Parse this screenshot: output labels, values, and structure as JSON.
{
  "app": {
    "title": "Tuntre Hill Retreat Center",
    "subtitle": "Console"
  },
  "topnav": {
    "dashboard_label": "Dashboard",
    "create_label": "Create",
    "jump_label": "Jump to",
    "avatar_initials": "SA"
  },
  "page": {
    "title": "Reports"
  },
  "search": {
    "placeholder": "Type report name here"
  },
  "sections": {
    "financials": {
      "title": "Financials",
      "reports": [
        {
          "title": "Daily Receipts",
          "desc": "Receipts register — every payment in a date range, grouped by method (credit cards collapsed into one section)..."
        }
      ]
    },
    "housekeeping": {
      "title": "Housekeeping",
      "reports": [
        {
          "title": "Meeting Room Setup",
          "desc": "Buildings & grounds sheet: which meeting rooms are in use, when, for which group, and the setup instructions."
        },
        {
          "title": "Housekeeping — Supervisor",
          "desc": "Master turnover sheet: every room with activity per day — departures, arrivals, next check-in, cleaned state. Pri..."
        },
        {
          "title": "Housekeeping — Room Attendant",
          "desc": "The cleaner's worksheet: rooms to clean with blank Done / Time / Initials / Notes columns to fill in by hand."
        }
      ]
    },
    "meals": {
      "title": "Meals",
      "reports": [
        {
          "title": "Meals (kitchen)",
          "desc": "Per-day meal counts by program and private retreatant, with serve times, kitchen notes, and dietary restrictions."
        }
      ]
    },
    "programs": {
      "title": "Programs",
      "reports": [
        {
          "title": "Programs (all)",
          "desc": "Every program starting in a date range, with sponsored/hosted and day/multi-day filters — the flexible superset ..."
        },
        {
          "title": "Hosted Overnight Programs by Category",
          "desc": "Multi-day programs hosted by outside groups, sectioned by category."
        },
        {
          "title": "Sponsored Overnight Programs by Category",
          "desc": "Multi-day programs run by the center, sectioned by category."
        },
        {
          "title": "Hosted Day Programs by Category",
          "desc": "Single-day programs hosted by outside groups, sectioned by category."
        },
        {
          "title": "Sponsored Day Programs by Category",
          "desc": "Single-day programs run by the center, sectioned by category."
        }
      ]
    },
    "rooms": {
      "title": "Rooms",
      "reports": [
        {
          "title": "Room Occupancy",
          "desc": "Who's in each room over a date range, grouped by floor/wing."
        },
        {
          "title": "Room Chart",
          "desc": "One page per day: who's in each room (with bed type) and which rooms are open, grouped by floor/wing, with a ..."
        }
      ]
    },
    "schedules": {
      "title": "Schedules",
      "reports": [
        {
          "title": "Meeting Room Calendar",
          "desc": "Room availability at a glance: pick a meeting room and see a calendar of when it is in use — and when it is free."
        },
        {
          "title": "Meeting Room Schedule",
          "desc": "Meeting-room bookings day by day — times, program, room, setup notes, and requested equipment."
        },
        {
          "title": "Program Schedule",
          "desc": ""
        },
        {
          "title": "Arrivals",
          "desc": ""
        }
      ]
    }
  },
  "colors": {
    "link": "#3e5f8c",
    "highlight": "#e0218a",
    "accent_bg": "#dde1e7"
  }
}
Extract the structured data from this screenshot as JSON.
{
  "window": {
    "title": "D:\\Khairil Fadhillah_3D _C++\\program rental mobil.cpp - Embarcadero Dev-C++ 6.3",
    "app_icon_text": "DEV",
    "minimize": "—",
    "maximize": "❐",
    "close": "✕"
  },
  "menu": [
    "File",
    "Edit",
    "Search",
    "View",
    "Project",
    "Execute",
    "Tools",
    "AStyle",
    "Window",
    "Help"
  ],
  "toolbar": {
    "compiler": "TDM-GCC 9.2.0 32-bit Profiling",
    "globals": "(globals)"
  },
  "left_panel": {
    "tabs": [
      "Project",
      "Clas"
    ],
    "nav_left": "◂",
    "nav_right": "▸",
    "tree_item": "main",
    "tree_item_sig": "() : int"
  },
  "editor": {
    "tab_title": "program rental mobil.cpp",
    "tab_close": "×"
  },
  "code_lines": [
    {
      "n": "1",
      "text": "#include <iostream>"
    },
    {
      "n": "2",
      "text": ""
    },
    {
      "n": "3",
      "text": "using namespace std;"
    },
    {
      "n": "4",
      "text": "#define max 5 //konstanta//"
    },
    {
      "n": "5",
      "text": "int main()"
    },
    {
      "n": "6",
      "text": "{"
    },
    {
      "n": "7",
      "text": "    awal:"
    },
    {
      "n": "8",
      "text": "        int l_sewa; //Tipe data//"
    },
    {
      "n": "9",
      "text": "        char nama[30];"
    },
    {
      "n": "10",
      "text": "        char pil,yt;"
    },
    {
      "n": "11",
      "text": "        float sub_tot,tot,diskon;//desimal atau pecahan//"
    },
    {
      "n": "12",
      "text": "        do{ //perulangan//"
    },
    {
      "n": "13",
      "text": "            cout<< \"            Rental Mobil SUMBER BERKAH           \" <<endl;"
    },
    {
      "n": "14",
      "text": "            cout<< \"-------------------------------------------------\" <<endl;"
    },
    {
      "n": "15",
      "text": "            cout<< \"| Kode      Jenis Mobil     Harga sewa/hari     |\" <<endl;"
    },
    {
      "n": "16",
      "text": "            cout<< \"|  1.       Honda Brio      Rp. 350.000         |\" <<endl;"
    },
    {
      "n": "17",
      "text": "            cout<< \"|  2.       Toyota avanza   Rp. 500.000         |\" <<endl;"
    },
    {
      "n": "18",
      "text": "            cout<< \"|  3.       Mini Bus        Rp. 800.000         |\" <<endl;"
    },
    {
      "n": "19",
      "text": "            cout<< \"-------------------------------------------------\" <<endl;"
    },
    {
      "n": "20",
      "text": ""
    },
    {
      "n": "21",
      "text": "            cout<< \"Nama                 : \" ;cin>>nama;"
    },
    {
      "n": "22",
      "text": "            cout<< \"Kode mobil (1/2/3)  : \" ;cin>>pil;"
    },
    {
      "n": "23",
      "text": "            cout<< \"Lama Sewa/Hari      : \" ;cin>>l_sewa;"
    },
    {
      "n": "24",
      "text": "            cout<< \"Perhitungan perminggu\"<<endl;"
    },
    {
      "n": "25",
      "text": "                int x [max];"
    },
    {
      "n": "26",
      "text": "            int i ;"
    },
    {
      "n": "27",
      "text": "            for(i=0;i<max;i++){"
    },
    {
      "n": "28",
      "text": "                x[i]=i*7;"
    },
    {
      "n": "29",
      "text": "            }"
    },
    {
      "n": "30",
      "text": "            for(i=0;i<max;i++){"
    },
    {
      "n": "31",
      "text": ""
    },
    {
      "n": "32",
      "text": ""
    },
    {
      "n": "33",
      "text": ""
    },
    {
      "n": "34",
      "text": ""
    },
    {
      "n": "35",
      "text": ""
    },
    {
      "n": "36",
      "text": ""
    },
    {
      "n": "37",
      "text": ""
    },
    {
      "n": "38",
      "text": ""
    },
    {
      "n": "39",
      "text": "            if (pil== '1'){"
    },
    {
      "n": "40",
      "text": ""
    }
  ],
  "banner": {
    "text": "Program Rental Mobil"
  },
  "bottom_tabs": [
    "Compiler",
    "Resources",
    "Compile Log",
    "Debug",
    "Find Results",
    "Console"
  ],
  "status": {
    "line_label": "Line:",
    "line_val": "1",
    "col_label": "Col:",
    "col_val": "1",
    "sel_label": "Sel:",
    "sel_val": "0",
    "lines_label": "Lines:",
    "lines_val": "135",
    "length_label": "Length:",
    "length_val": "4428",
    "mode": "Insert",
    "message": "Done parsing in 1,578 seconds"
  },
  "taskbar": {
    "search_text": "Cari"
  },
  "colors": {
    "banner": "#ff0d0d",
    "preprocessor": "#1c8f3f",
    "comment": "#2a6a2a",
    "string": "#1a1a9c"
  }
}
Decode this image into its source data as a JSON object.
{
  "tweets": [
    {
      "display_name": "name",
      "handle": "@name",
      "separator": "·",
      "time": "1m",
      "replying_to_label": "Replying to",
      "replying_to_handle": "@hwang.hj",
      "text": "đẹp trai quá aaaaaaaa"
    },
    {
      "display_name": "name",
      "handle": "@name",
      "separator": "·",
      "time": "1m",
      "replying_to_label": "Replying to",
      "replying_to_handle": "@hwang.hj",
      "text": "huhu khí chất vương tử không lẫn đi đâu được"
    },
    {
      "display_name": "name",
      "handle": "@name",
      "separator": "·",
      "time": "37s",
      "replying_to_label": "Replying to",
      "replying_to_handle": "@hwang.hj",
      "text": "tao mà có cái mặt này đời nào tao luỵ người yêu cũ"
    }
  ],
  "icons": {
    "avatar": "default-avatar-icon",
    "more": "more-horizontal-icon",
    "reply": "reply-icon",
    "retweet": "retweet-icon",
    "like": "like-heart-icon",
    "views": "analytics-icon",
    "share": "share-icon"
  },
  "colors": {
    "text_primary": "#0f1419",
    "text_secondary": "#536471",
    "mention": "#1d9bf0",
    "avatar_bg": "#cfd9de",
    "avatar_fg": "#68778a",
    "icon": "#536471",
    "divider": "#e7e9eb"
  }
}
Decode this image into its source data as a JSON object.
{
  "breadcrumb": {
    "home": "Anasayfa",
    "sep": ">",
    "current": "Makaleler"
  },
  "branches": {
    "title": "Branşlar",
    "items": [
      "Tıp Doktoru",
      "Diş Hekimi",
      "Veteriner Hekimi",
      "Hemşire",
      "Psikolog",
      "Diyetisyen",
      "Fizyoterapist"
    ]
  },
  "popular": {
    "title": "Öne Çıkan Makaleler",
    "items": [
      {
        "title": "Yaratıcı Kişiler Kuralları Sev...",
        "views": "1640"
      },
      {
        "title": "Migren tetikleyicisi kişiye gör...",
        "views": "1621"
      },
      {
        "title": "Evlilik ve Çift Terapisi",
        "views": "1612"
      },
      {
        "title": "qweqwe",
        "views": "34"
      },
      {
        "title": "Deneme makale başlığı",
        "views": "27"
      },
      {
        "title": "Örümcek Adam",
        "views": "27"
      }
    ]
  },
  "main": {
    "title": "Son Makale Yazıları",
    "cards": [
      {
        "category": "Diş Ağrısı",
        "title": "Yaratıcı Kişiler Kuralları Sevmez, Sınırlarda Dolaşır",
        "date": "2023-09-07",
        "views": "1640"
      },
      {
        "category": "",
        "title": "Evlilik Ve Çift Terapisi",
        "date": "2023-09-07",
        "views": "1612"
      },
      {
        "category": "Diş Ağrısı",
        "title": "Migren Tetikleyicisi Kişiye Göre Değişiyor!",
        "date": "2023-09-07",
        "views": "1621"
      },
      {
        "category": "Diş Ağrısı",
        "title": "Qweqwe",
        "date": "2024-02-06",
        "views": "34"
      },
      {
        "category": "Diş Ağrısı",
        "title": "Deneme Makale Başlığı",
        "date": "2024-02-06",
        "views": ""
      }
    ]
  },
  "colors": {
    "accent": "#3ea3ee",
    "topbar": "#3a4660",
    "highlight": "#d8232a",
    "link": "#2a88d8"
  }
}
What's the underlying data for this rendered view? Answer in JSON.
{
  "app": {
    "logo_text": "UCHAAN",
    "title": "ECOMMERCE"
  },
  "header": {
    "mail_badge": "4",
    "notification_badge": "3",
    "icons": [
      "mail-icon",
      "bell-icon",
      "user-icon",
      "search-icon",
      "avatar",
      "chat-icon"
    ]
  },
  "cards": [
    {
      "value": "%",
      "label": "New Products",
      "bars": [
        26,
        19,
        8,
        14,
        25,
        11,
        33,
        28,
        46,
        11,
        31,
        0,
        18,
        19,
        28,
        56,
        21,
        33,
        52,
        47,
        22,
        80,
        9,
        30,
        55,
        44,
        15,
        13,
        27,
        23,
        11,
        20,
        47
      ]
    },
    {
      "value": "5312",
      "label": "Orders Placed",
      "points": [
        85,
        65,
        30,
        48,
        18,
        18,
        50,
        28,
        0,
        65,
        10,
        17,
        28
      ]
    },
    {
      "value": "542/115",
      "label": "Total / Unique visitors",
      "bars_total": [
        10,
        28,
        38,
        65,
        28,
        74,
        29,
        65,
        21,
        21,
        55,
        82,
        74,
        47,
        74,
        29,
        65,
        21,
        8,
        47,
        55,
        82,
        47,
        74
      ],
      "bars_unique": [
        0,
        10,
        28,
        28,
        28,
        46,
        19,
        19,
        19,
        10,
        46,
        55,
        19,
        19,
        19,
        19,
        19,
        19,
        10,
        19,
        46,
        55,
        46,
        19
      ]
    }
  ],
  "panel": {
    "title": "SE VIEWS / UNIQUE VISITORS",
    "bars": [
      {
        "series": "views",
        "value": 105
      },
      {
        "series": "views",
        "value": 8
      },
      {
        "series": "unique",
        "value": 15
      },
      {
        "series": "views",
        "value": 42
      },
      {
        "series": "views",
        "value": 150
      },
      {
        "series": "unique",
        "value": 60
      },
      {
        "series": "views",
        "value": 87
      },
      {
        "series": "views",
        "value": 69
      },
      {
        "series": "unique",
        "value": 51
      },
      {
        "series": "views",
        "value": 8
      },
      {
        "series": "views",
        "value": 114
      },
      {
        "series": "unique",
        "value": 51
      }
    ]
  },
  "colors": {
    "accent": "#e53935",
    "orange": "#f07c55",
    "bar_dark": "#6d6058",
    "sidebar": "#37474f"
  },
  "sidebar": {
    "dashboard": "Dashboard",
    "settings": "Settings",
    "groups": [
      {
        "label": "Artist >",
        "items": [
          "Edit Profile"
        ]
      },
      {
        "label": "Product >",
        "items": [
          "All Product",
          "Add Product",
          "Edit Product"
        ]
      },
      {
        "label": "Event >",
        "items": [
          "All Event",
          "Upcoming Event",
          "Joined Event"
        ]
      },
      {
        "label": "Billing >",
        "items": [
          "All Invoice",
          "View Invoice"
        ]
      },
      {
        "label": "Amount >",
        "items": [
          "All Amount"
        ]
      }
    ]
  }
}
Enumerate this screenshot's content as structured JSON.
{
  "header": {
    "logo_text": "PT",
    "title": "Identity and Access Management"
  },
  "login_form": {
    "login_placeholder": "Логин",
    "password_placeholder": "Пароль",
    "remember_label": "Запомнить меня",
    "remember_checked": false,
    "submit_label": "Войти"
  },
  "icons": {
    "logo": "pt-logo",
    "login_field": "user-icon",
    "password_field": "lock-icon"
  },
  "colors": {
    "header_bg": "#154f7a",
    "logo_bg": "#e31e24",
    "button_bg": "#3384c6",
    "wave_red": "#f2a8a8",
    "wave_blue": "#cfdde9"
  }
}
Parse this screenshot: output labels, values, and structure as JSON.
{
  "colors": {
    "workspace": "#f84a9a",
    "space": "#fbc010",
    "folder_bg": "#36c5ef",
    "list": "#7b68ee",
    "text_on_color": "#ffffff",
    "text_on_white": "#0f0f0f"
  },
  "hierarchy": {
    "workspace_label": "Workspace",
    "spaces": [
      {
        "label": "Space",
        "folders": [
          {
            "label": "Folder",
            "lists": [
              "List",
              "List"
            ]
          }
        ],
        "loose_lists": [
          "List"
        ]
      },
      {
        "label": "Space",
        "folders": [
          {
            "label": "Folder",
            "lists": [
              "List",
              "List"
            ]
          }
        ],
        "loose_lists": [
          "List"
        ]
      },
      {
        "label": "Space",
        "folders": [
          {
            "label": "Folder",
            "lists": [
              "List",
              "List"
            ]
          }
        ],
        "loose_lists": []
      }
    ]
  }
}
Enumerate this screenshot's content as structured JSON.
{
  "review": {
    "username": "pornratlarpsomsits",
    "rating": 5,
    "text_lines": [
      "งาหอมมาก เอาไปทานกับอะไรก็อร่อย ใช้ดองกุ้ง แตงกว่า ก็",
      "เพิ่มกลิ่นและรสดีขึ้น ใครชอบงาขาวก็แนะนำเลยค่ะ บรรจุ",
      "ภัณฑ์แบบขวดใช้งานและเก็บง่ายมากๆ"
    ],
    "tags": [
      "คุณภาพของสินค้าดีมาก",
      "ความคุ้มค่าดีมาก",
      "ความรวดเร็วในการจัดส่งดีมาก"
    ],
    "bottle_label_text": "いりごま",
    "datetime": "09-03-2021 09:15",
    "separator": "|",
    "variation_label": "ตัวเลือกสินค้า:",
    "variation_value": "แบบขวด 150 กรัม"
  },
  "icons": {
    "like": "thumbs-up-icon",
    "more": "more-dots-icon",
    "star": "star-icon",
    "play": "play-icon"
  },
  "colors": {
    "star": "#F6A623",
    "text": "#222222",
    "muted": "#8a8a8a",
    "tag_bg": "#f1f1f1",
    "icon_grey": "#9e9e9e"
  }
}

Instructions for the task ▸
Look through the listing above. Pick out each line with "outside" and copy it.

The response ▸
          "desc": "Multi-day programs hosted by outside groups, sectioned by category."
          "desc": "Single-day programs hosted by outside groups, sectioned by category."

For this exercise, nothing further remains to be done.